*THE TASK*
Each record that follows should be repeated exactly, minus any images.

*RECORD SET*

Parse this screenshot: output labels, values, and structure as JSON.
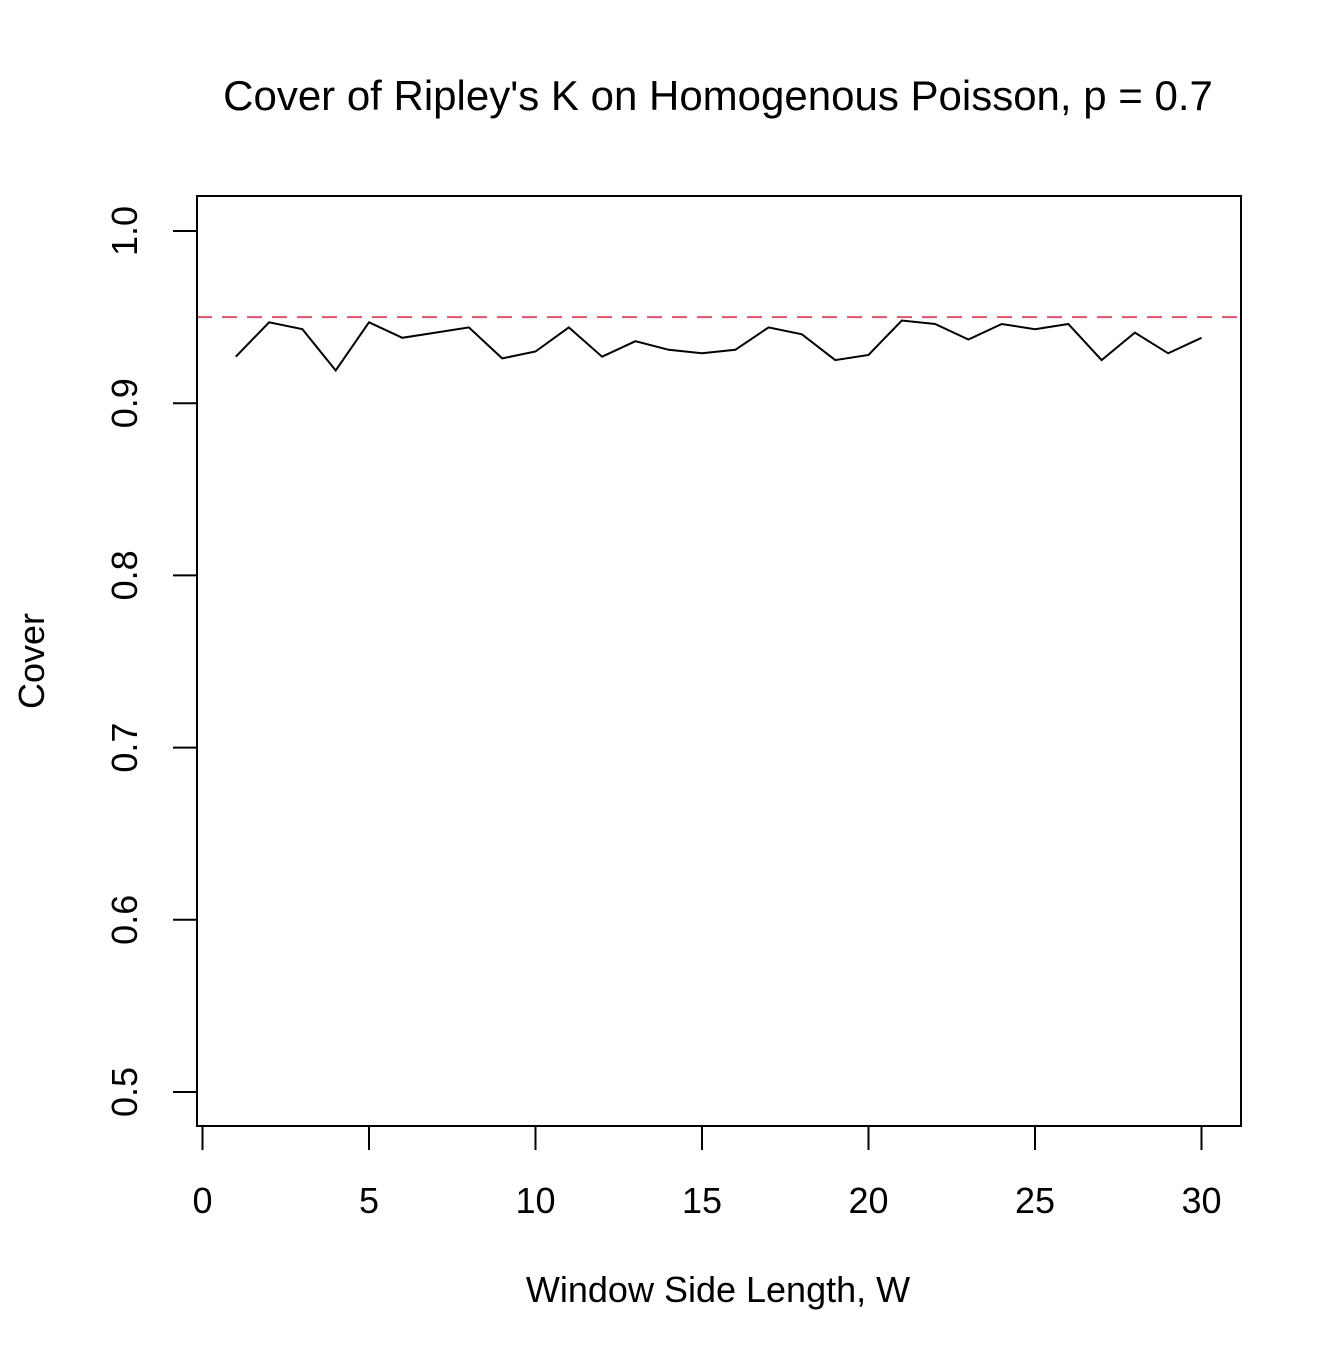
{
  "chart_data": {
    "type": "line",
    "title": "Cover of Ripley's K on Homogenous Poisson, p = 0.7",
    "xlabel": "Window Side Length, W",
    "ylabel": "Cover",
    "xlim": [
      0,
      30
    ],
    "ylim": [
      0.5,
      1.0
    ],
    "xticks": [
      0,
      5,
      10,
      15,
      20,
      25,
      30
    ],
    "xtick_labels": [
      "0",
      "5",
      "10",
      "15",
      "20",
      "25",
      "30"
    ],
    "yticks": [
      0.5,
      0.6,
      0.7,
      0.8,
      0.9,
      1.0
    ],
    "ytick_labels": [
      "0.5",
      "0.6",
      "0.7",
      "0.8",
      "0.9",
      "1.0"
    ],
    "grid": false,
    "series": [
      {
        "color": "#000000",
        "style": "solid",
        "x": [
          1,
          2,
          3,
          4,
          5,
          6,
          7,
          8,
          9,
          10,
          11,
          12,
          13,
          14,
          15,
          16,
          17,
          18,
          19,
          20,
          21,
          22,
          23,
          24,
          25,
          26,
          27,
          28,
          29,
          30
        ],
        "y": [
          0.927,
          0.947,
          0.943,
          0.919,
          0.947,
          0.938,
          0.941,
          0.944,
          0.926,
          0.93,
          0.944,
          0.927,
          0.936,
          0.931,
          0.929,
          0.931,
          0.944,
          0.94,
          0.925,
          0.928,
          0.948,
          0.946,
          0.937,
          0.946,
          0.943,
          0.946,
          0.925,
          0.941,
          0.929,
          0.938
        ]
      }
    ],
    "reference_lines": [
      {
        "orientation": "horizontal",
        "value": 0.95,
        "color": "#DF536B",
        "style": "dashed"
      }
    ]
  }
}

*EXERCISE OUTPUT*
Parse this screenshot: output labels, values, and structure as JSON.
{
  "chart_data": {
    "type": "line",
    "title": "Cover of Ripley's K on Homogenous Poisson, p = 0.7",
    "xlabel": "Window Side Length, W",
    "ylabel": "Cover",
    "xlim": [
      0,
      30
    ],
    "ylim": [
      0.5,
      1.0
    ],
    "xticks": [
      0,
      5,
      10,
      15,
      20,
      25,
      30
    ],
    "xtick_labels": [
      "0",
      "5",
      "10",
      "15",
      "20",
      "25",
      "30"
    ],
    "yticks": [
      0.5,
      0.6,
      0.7,
      0.8,
      0.9,
      1.0
    ],
    "ytick_labels": [
      "0.5",
      "0.6",
      "0.7",
      "0.8",
      "0.9",
      "1.0"
    ],
    "grid": false,
    "series": [
      {
        "color": "#000000",
        "style": "solid",
        "x": [
          1,
          2,
          3,
          4,
          5,
          6,
          7,
          8,
          9,
          10,
          11,
          12,
          13,
          14,
          15,
          16,
          17,
          18,
          19,
          20,
          21,
          22,
          23,
          24,
          25,
          26,
          27,
          28,
          29,
          30
        ],
        "y": [
          0.927,
          0.947,
          0.943,
          0.919,
          0.947,
          0.938,
          0.941,
          0.944,
          0.926,
          0.93,
          0.944,
          0.927,
          0.936,
          0.931,
          0.929,
          0.931,
          0.944,
          0.94,
          0.925,
          0.928,
          0.948,
          0.946,
          0.937,
          0.946,
          0.943,
          0.946,
          0.925,
          0.941,
          0.929,
          0.938
        ]
      }
    ],
    "reference_lines": [
      {
        "orientation": "horizontal",
        "value": 0.95,
        "color": "#DF536B",
        "style": "dashed"
      }
    ]
  }
}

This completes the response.